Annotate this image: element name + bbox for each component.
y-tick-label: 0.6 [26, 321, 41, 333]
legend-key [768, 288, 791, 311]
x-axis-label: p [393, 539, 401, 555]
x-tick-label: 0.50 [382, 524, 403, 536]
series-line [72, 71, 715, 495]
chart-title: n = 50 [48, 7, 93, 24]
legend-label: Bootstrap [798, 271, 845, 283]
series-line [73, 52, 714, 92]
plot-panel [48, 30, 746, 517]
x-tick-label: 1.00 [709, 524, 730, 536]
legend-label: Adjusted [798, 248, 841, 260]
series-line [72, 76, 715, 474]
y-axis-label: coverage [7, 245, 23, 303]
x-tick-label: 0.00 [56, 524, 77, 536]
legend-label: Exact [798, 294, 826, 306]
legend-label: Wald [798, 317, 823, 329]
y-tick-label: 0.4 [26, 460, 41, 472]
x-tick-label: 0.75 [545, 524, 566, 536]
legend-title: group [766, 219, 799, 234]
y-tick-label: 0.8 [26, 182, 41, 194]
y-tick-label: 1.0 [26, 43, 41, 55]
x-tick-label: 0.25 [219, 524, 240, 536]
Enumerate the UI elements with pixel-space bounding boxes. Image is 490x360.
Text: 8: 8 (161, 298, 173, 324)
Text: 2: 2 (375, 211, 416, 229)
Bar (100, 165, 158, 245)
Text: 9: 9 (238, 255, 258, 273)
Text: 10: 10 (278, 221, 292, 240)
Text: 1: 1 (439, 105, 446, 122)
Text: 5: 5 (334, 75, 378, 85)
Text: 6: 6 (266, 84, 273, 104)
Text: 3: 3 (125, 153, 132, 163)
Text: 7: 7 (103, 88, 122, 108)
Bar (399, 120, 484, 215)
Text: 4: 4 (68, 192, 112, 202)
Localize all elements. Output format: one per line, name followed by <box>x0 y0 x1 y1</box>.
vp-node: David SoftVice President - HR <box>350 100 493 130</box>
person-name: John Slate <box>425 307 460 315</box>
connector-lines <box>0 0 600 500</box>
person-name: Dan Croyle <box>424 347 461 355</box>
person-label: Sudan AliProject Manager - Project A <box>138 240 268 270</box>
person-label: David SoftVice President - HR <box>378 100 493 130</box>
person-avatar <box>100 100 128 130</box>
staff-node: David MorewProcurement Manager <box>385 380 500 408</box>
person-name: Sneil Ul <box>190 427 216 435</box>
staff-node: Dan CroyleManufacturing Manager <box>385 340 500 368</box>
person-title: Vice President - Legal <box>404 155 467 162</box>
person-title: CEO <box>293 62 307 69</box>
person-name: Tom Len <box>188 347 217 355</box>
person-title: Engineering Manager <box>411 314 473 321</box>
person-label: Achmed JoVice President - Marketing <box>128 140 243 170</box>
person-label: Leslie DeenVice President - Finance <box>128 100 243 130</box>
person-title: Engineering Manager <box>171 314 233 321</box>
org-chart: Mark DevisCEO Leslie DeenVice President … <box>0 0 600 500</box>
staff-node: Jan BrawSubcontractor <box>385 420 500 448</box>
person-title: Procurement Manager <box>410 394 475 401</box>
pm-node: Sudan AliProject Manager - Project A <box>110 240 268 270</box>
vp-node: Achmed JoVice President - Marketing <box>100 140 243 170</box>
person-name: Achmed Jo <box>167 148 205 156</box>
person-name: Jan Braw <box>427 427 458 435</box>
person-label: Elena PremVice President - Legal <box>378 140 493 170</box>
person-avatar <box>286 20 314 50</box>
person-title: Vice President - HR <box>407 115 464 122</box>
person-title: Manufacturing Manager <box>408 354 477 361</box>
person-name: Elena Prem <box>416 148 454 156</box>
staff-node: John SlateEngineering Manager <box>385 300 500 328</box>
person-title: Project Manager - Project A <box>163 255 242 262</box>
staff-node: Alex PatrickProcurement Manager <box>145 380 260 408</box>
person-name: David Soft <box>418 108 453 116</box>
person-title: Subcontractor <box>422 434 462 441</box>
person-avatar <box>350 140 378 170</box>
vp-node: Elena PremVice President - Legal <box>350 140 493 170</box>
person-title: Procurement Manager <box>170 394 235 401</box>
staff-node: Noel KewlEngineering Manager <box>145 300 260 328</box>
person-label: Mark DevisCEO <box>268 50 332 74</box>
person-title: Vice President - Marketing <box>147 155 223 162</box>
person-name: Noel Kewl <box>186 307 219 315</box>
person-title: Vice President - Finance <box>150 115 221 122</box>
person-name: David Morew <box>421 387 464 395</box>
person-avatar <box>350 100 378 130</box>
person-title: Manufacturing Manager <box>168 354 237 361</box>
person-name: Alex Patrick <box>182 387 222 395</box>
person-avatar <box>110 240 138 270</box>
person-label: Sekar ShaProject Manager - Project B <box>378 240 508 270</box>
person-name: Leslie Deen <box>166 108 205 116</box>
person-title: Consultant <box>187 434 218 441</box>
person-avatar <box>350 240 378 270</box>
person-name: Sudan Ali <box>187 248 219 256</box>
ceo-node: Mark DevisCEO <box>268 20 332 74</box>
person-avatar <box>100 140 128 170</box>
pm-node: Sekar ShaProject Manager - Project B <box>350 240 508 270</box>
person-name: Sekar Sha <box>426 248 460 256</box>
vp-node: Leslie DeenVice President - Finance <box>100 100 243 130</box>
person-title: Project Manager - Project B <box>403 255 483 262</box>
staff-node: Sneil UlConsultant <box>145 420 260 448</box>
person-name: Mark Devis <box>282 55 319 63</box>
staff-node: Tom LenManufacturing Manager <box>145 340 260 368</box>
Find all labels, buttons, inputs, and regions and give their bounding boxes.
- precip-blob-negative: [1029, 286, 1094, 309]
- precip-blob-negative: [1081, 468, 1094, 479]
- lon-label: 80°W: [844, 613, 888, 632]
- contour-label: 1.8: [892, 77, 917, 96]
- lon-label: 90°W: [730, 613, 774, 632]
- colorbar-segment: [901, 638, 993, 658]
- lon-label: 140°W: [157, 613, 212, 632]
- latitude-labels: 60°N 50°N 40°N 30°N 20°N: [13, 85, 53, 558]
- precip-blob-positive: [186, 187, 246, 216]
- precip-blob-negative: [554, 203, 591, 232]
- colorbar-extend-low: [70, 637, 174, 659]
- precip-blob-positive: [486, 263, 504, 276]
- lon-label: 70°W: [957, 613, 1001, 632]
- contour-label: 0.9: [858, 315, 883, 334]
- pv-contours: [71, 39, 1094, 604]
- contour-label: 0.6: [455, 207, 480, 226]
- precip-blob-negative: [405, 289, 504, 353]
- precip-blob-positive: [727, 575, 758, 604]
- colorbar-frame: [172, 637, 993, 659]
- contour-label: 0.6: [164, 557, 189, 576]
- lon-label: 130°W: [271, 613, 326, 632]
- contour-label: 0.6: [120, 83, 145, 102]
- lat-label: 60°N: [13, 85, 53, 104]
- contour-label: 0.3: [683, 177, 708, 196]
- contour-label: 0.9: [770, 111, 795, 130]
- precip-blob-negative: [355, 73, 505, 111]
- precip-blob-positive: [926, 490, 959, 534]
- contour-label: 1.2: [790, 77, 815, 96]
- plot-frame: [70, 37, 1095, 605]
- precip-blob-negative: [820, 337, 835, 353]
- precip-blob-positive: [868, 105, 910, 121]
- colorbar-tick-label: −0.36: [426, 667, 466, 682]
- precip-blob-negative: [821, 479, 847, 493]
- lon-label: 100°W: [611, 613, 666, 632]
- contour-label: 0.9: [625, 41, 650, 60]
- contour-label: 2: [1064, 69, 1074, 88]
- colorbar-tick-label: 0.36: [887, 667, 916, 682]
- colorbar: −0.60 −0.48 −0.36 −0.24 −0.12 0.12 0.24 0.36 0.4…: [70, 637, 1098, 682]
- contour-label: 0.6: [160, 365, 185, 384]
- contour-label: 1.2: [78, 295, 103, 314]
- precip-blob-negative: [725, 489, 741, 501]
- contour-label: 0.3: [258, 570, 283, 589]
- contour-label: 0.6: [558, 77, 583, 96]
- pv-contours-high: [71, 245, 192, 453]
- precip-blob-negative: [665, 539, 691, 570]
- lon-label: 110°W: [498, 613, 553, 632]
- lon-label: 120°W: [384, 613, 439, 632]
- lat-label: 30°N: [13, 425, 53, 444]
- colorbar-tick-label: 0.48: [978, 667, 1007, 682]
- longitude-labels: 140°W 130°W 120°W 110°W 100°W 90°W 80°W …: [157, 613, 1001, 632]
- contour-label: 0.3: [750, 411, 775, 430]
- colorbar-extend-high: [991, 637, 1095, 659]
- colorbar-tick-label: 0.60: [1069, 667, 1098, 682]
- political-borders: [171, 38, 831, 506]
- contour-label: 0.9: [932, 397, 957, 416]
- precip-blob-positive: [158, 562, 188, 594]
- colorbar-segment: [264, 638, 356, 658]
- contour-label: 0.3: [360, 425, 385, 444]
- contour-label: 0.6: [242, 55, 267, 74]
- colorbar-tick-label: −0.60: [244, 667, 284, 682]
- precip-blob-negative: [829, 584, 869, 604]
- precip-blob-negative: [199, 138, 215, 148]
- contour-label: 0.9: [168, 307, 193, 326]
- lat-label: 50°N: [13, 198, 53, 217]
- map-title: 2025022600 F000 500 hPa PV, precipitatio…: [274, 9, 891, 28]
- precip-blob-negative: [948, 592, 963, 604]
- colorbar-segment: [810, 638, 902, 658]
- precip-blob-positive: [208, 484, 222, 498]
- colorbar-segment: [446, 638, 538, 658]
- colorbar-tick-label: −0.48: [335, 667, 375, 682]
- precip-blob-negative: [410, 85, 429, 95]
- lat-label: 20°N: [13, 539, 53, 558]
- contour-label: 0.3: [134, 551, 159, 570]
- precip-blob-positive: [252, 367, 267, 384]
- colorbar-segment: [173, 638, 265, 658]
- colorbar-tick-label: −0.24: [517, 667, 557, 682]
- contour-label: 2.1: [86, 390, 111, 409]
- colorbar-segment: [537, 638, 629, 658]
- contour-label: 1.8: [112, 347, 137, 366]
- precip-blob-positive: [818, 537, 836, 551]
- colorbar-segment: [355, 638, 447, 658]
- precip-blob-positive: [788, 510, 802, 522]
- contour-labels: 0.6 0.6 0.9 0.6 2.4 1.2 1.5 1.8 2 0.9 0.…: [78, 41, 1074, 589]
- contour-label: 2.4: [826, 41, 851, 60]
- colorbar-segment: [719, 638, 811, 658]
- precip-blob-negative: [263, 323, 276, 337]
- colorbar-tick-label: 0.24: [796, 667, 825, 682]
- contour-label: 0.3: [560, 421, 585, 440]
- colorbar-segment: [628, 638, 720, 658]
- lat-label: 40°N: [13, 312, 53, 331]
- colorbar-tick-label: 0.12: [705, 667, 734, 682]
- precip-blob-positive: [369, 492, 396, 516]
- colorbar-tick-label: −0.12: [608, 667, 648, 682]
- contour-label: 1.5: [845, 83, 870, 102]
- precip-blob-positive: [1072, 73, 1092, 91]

━━━

Output the lines above, from the first one through the line containing "vp-node: David SoftVice" (both included), as a Markdown table with the columns "Row" and "Text", numbering each row and leaving out blank lines.

| Row | Text |
|---|---|
| 1 | Annotate this image: element name + bbox for each component. |
| 2 | y-tick-label: 0.6 [26, 321, 41, 333] |
| 3 | legend-key [768, 288, 791, 311] |
| 4 | x-axis-label: p [393, 539, 401, 555] |
| 5 | x-tick-label: 0.50 [382, 524, 403, 536] |
| 6 | series-line [72, 71, 715, 495] |
| 7 | chart-title: n = 50 [48, 7, 93, 24] |
| 8 | legend-label: Bootstrap [798, 271, 845, 283] |
| 9 | series-line [73, 52, 714, 92] |
| 10 | plot-panel [48, 30, 746, 517] |
| 11 | x-tick-label: 1.00 [709, 524, 730, 536] |
| 12 | legend-label: Adjusted [798, 248, 841, 260] |
| 13 | series-line [72, 76, 715, 474] |
| 14 | y-axis-label: coverage [7, 245, 23, 303] |
| 15 | x-tick-label: 0.00 [56, 524, 77, 536] |
| 16 | legend-label: Exact [798, 294, 826, 306] |
| 17 | legend-label: Wald [798, 317, 823, 329] |
| 18 | y-tick-label: 0.4 [26, 460, 41, 472] |
| 19 | x-tick-label: 0.75 [545, 524, 566, 536] |
| 20 | legend-title: group [766, 219, 799, 234] |
| 21 | y-tick-label: 0.8 [26, 182, 41, 194] |
| 22 | y-tick-label: 1.0 [26, 43, 41, 55] |
| 23 | x-tick-label: 0.25 [219, 524, 240, 536] |
| 24 | Enumerate the UI elements with pixel-space bounding boxes. Image is 490x360. |
| 25 | Text: 8: 8 (161, 298, 173, 324) |
| 26 | Text: 2: 2 (375, 211, 416, 229) |
| 27 | Bar (100, 165, 158, 245) |
| 28 | Text: 9: 9 (238, 255, 258, 273) |
| 29 | Text: 10: 10 (278, 221, 292, 240) |
| 30 | Text: 1: 1 (439, 105, 446, 122) |
| 31 | Text: 5: 5 (334, 75, 378, 85) |
| 32 | Text: 6: 6 (266, 84, 273, 104) |
| 33 | Text: 3: 3 (125, 153, 132, 163) |
| 34 | Text: 7: 7 (103, 88, 122, 108) |
| 35 | Bar (399, 120, 484, 215) |
| 36 | Text: 4: 4 (68, 192, 112, 202) |
| 37 | Localize all elements. Output format: one per line, name followed by <box>x0 y0 x1 y1</box>. |
| 38 | vp-node: David SoftVice President - HR <box>350 100 493 130</box> |